All material below is to be reproduced exactly.

▶ [SUPPLIED RECORDS]
==================================================

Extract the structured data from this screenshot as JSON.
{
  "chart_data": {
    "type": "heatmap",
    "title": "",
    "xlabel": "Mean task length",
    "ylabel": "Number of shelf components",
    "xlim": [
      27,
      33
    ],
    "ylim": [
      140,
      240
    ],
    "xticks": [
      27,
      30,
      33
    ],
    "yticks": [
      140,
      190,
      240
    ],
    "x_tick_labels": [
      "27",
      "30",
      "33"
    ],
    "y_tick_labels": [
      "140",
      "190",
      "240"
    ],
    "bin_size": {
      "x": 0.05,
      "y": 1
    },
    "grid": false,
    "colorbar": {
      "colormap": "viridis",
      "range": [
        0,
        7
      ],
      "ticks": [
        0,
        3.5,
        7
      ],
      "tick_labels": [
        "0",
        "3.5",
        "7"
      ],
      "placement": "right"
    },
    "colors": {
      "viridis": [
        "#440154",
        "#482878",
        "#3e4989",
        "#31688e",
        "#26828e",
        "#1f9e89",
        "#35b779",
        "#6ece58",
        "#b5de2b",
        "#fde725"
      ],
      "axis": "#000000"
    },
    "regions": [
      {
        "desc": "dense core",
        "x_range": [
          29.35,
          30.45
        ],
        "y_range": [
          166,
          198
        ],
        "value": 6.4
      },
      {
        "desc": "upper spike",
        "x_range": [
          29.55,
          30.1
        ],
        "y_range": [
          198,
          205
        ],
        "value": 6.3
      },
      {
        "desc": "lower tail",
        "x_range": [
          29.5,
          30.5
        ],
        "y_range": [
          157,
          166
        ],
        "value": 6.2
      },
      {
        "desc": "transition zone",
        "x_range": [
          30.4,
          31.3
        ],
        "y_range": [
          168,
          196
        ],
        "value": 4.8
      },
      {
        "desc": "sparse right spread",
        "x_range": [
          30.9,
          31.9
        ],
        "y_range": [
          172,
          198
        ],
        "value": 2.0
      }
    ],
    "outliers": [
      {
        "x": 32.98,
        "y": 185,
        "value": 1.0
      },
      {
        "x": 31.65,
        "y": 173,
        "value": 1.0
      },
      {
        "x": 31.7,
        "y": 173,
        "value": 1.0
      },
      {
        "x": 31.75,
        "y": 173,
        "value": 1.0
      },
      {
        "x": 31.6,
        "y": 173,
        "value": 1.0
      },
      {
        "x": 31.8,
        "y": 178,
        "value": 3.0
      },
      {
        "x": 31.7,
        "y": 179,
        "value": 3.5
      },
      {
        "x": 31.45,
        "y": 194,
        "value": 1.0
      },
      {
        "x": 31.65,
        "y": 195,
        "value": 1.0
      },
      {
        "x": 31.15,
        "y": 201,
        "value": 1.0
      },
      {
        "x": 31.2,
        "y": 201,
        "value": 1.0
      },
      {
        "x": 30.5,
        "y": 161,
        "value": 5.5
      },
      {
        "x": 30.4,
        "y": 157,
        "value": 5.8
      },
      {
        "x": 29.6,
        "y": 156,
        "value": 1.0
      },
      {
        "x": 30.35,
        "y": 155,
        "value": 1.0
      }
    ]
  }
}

==================================================

▶ [WRITTEN SOLUTION]
Extract the structured data from this screenshot as JSON.
{
  "chart_data": {
    "type": "heatmap",
    "title": "",
    "xlabel": "Mean task length",
    "ylabel": "Number of shelf components",
    "xlim": [
      27,
      33
    ],
    "ylim": [
      140,
      240
    ],
    "xticks": [
      27,
      30,
      33
    ],
    "yticks": [
      140,
      190,
      240
    ],
    "x_tick_labels": [
      "27",
      "30",
      "33"
    ],
    "y_tick_labels": [
      "140",
      "190",
      "240"
    ],
    "bin_size": {
      "x": 0.05,
      "y": 1
    },
    "grid": false,
    "colorbar": {
      "colormap": "viridis",
      "range": [
        0,
        7
      ],
      "ticks": [
        0,
        3.5,
        7
      ],
      "tick_labels": [
        "0",
        "3.5",
        "7"
      ],
      "placement": "right"
    },
    "colors": {
      "viridis": [
        "#440154",
        "#482878",
        "#3e4989",
        "#31688e",
        "#26828e",
        "#1f9e89",
        "#35b779",
        "#6ece58",
        "#b5de2b",
        "#fde725"
      ],
      "axis": "#000000"
    },
    "regions": [
      {
        "desc": "dense core",
        "x_range": [
          29.35,
          30.45
        ],
        "y_range": [
          166,
          198
        ],
        "value": 6.4
      },
      {
        "desc": "upper spike",
        "x_range": [
          29.55,
          30.1
        ],
        "y_range": [
          198,
          205
        ],
        "value": 6.3
      },
      {
        "desc": "lower tail",
        "x_range": [
          29.5,
          30.5
        ],
        "y_range": [
          157,
          166
        ],
        "value": 6.2
      },
      {
        "desc": "transition zone",
        "x_range": [
          30.4,
          31.3
        ],
        "y_range": [
          168,
          196
        ],
        "value": 4.8
      },
      {
        "desc": "sparse right spread",
        "x_range": [
          30.9,
          31.9
        ],
        "y_range": [
          172,
          198
        ],
        "value": 2.0
      }
    ],
    "outliers": [
      {
        "x": 32.98,
        "y": 185,
        "value": 1.0
      },
      {
        "x": 31.65,
        "y": 173,
        "value": 1.0
      },
      {
        "x": 31.7,
        "y": 173,
        "value": 1.0
      },
      {
        "x": 31.75,
        "y": 173,
        "value": 1.0
      },
      {
        "x": 31.6,
        "y": 173,
        "value": 1.0
      },
      {
        "x": 31.8,
        "y": 178,
        "value": 3.0
      },
      {
        "x": 31.7,
        "y": 179,
        "value": 3.5
      },
      {
        "x": 31.45,
        "y": 194,
        "value": 1.0
      },
      {
        "x": 31.65,
        "y": 195,
        "value": 1.0
      },
      {
        "x": 31.15,
        "y": 201,
        "value": 1.0
      },
      {
        "x": 31.2,
        "y": 201,
        "value": 1.0
      },
      {
        "x": 30.5,
        "y": 161,
        "value": 5.5
      },
      {
        "x": 30.4,
        "y": 157,
        "value": 5.8
      },
      {
        "x": 29.6,
        "y": 156,
        "value": 1.0
      },
      {
        "x": 30.35,
        "y": 155,
        "value": 1.0
      }
    ]
  }
}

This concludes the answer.